**TASK INSTRUCTIONS**
Rewrite each line of the records below, putting "feature-separator" wherever "feature-divider" appears and keeping everything else unchanged.

**EXTRACTED RECORDS**
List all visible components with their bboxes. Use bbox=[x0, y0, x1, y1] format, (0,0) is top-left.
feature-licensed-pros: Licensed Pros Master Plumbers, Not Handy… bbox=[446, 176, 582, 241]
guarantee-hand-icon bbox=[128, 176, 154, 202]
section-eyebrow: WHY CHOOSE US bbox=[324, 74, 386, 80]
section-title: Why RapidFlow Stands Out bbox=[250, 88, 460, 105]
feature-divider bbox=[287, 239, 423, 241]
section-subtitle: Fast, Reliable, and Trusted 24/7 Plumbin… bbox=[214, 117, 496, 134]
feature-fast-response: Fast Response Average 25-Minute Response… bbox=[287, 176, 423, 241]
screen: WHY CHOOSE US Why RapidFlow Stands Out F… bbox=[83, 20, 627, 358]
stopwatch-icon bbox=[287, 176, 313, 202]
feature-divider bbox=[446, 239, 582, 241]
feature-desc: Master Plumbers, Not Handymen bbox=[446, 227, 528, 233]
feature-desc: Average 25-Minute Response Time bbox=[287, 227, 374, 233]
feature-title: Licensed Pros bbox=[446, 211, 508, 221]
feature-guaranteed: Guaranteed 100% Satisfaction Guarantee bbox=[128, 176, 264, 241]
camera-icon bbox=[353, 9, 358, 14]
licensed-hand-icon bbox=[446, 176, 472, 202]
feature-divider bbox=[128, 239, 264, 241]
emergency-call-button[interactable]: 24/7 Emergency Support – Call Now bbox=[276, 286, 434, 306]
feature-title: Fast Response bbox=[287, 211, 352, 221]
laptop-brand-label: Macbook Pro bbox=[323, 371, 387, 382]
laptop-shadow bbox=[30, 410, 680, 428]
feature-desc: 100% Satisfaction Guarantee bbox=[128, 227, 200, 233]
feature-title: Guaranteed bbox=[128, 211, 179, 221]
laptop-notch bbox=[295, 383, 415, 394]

**RESPONSE**
List all visible components with their bboxes. Use bbox=[x0, y0, x1, y1] format, (0,0) is top-left.
feature-licensed-pros: Licensed Pros Master Plumbers, Not Handy… bbox=[446, 176, 582, 241]
guarantee-hand-icon bbox=[128, 176, 154, 202]
section-eyebrow: WHY CHOOSE US bbox=[324, 74, 386, 80]
section-title: Why RapidFlow Stands Out bbox=[250, 88, 460, 105]
feature-separator bbox=[287, 239, 423, 241]
section-subtitle: Fast, Reliable, and Trusted 24/7 Plumbin… bbox=[214, 117, 496, 134]
feature-fast-response: Fast Response Average 25-Minute Response… bbox=[287, 176, 423, 241]
screen: WHY CHOOSE US Why RapidFlow Stands Out F… bbox=[83, 20, 627, 358]
stopwatch-icon bbox=[287, 176, 313, 202]
feature-separator bbox=[446, 239, 582, 241]
feature-desc: Master Plumbers, Not Handymen bbox=[446, 227, 528, 233]
feature-desc: Average 25-Minute Response Time bbox=[287, 227, 374, 233]
feature-title: Licensed Pros bbox=[446, 211, 508, 221]
feature-guaranteed: Guaranteed 100% Satisfaction Guarantee bbox=[128, 176, 264, 241]
camera-icon bbox=[353, 9, 358, 14]
licensed-hand-icon bbox=[446, 176, 472, 202]
feature-separator bbox=[128, 239, 264, 241]
emergency-call-button[interactable]: 24/7 Emergency Support – Call Now bbox=[276, 286, 434, 306]
feature-title: Fast Response bbox=[287, 211, 352, 221]
laptop-brand-label: Macbook Pro bbox=[323, 371, 387, 382]
laptop-shadow bbox=[30, 410, 680, 428]
feature-desc: 100% Satisfaction Guarantee bbox=[128, 227, 200, 233]
feature-title: Guaranteed bbox=[128, 211, 179, 221]
laptop-notch bbox=[295, 383, 415, 394]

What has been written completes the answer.